> _EXERCISE_
The records below need retyping in full; give them again exactly.
'''
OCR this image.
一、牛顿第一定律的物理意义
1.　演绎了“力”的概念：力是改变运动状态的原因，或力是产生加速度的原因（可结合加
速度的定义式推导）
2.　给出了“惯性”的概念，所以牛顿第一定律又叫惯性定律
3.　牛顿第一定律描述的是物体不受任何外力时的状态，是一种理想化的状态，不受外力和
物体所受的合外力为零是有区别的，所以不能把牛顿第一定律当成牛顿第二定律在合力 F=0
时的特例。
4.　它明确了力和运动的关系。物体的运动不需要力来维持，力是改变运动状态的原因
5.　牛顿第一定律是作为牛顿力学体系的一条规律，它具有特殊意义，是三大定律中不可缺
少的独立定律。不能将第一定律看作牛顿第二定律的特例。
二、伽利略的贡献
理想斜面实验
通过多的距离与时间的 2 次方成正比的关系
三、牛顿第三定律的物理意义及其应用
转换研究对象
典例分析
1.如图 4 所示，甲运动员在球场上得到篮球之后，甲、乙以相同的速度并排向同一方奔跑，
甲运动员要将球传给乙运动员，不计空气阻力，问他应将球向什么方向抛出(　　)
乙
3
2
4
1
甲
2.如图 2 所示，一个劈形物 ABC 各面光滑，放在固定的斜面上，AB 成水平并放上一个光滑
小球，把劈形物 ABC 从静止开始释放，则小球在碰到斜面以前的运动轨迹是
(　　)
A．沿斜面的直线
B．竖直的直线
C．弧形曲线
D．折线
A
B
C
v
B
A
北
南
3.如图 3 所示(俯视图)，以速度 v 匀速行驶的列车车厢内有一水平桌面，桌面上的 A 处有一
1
'''
> _CORRECT ANSWER_
OCR this image.
一、牛顿第一定律的物理意义
1.　演绎了“力”的概念：力是改变运动状态的原因，或力是产生加速度的原因（可结合加
速度的定义式推导）
2.　给出了“惯性”的概念，所以牛顿第一定律又叫惯性定律
3.　牛顿第一定律描述的是物体不受任何外力时的状态，是一种理想化的状态，不受外力和
物体所受的合外力为零是有区别的，所以不能把牛顿第一定律当成牛顿第二定律在合力 F=0
时的特例。
4.　它明确了力和运动的关系。物体的运动不需要力来维持，力是改变运动状态的原因
5.　牛顿第一定律是作为牛顿力学体系的一条规律，它具有特殊意义，是三大定律中不可缺
少的独立定律。不能将第一定律看作牛顿第二定律的特例。
二、伽利略的贡献
理想斜面实验
通过多的距离与时间的 2 次方成正比的关系
三、牛顿第三定律的物理意义及其应用
转换研究对象
典例分析
1.如图 4 所示，甲运动员在球场上得到篮球之后，甲、乙以相同的速度并排向同一方奔跑，
甲运动员要将球传给乙运动员，不计空气阻力，问他应将球向什么方向抛出(　　)
乙
3
2
4
1
甲
2.如图 2 所示，一个劈形物 ABC 各面光滑，放在固定的斜面上，AB 成水平并放上一个光滑
小球，把劈形物 ABC 从静止开始释放，则小球在碰到斜面以前的运动轨迹是
(　　)
A．沿斜面的直线
B．竖直的直线
C．弧形曲线
D．折线
A
B
C
v
B
A
北
南
3.如图 3 所示(俯视图)，以速度 v 匀速行驶的列车车厢内有一水平桌面，桌面上的 A 处有一
1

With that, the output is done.